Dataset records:

⁂

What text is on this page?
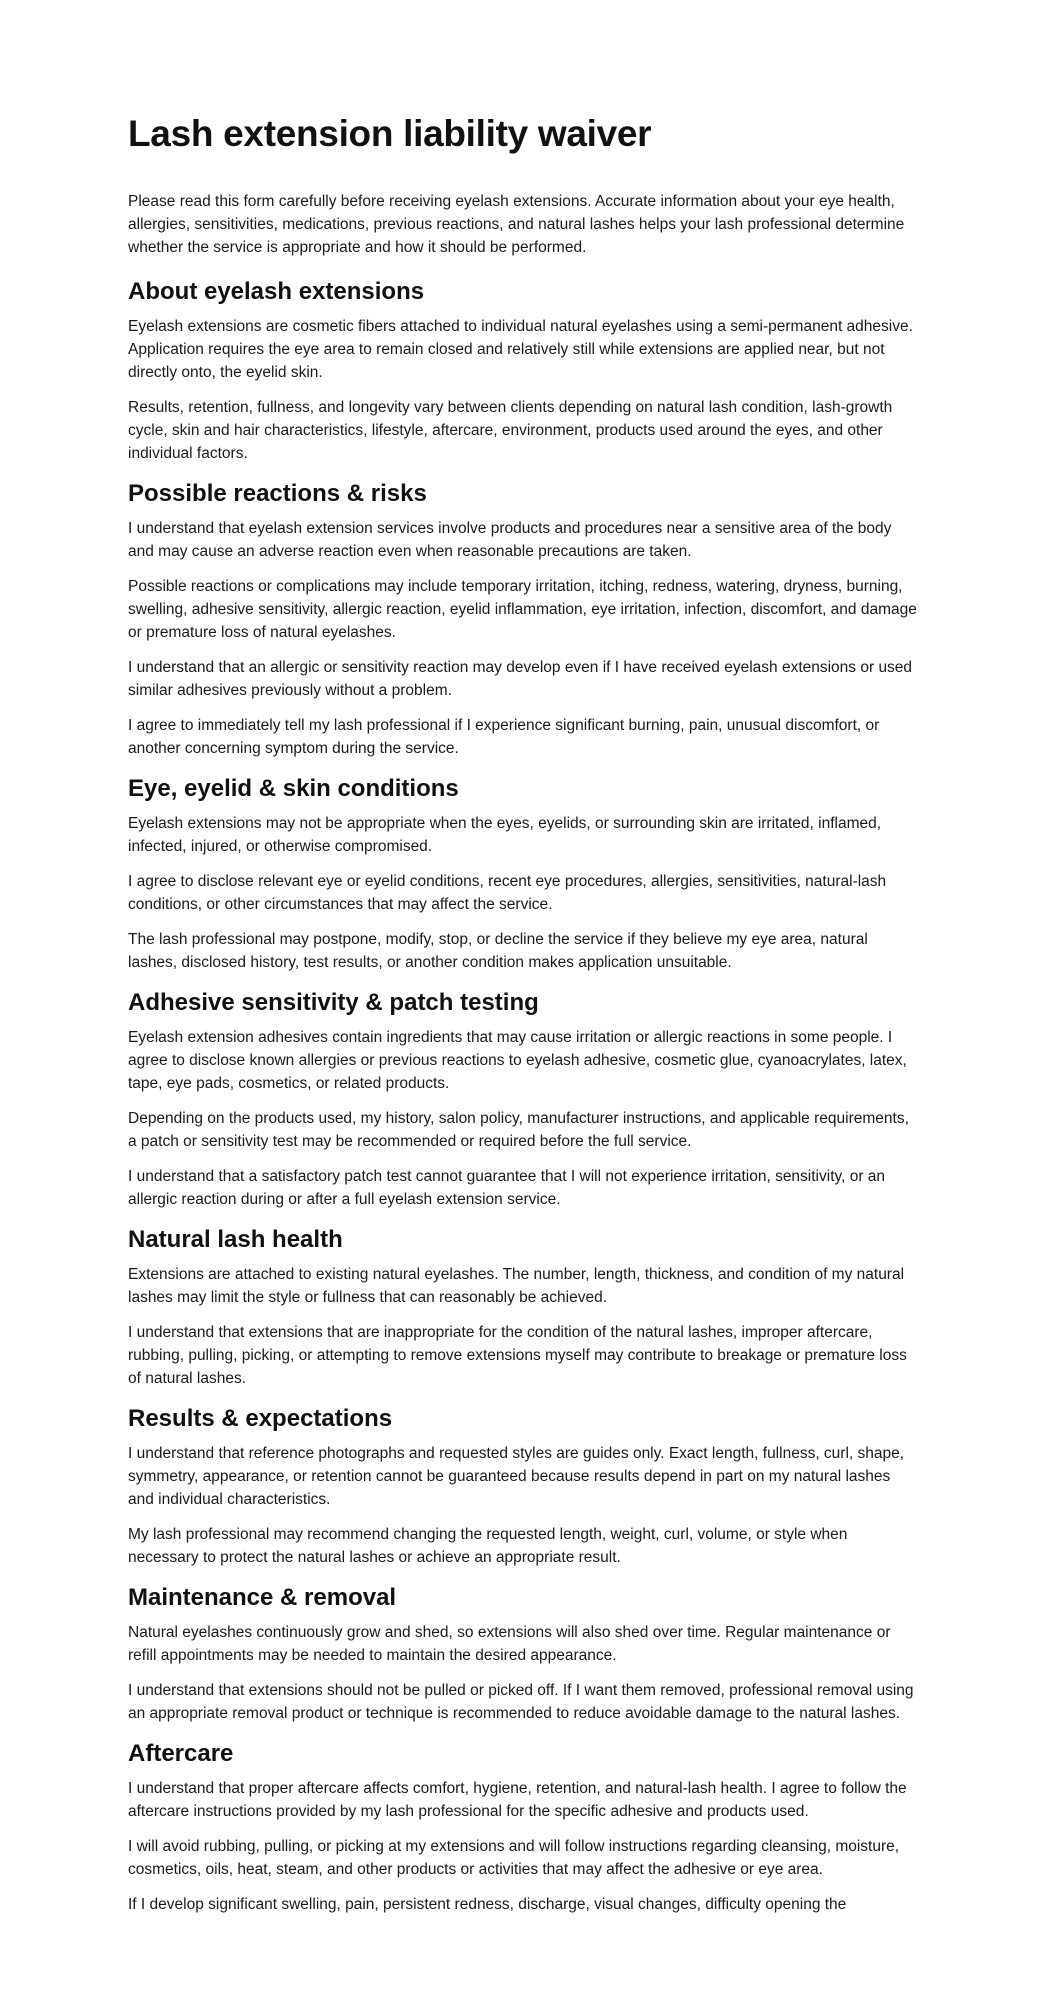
Lash extension liability waiver

Please read this form carefully before receiving eyelash extensions. Accurate information about your eye health, allergies, sensitivities, medications, previous reactions, and natural lashes helps your lash professional determine whether the service is appropriate and how it should be performed.

About eyelash extensions

Eyelash extensions are cosmetic fibers attached to individual natural eyelashes using a semi-permanent adhesive. Application requires the eye area to remain closed and relatively still while extensions are applied near, but not directly onto, the eyelid skin.

Results, retention, fullness, and longevity vary between clients depending on natural lash condition, lash-growth cycle, skin and hair characteristics, lifestyle, aftercare, environment, products used around the eyes, and other individual factors.

Possible reactions & risks

I understand that eyelash extension services involve products and procedures near a sensitive area of the body and may cause an adverse reaction even when reasonable precautions are taken.

Possible reactions or complications may include temporary irritation, itching, redness, watering, dryness, burning, swelling, adhesive sensitivity, allergic reaction, eyelid inflammation, eye irritation, infection, discomfort, and damage or premature loss of natural eyelashes.

I understand that an allergic or sensitivity reaction may develop even if I have received eyelash extensions or used similar adhesives previously without a problem.

I agree to immediately tell my lash professional if I experience significant burning, pain, unusual discomfort, or another concerning symptom during the service.

Eye, eyelid & skin conditions

Eyelash extensions may not be appropriate when the eyes, eyelids, or surrounding skin are irritated, inflamed, infected, injured, or otherwise compromised.

I agree to disclose relevant eye or eyelid conditions, recent eye procedures, allergies, sensitivities, natural-lash conditions, or other circumstances that may affect the service.

The lash professional may postpone, modify, stop, or decline the service if they believe my eye area, natural lashes, disclosed history, test results, or another condition makes application unsuitable.

Adhesive sensitivity & patch testing

Eyelash extension adhesives contain ingredients that may cause irritation or allergic reactions in some people. I agree to disclose known allergies or previous reactions to eyelash adhesive, cosmetic glue, cyanoacrylates, latex, tape, eye pads, cosmetics, or related products.

Depending on the products used, my history, salon policy, manufacturer instructions, and applicable requirements, a patch or sensitivity test may be recommended or required before the full service.

I understand that a satisfactory patch test cannot guarantee that I will not experience irritation, sensitivity, or an allergic reaction during or after a full eyelash extension service.

Natural lash health

Extensions are attached to existing natural eyelashes. The number, length, thickness, and condition of my natural lashes may limit the style or fullness that can reasonably be achieved.

I understand that extensions that are inappropriate for the condition of the natural lashes, improper aftercare, rubbing, pulling, picking, or attempting to remove extensions myself may contribute to breakage or premature loss of natural lashes.

Results & expectations

I understand that reference photographs and requested styles are guides only. Exact length, fullness, curl, shape, symmetry, appearance, or retention cannot be guaranteed because results depend in part on my natural lashes and individual characteristics.

My lash professional may recommend changing the requested length, weight, curl, volume, or style when necessary to protect the natural lashes or achieve an appropriate result.

Maintenance & removal

Natural eyelashes continuously grow and shed, so extensions will also shed over time. Regular maintenance or refill appointments may be needed to maintain the desired appearance.

I understand that extensions should not be pulled or picked off. If I want them removed, professional removal using an appropriate removal product or technique is recommended to reduce avoidable damage to the natural lashes.

Aftercare

I understand that proper aftercare affects comfort, hygiene, retention, and natural-lash health. I agree to follow the aftercare instructions provided by my lash professional for the specific adhesive and products used.

I will avoid rubbing, pulling, or picking at my extensions and will follow instructions regarding cleansing, moisture, cosmetics, oils, heat, steam, and other products or activities that may affect the adhesive or eye area.

If I develop significant swelling, pain, persistent redness, discharge, visual changes, difficulty opening the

⁂

▶ _Do this_
Go through the data and gather every line that holds "using".

▶ _Exercise output_
Eyelash extensions are cosmetic fibers attached to individual natural eyelashes using a semi-permanent adhesive. Application requires the eye area to remain closed and relatively still while extensions are applied near, but not directly onto, the eyelid skin.
I understand that extensions should not be pulled or picked off. If I want them removed, professional removal using an appropriate removal product or technique is recommended to reduce avoidable damage to the natural lashes.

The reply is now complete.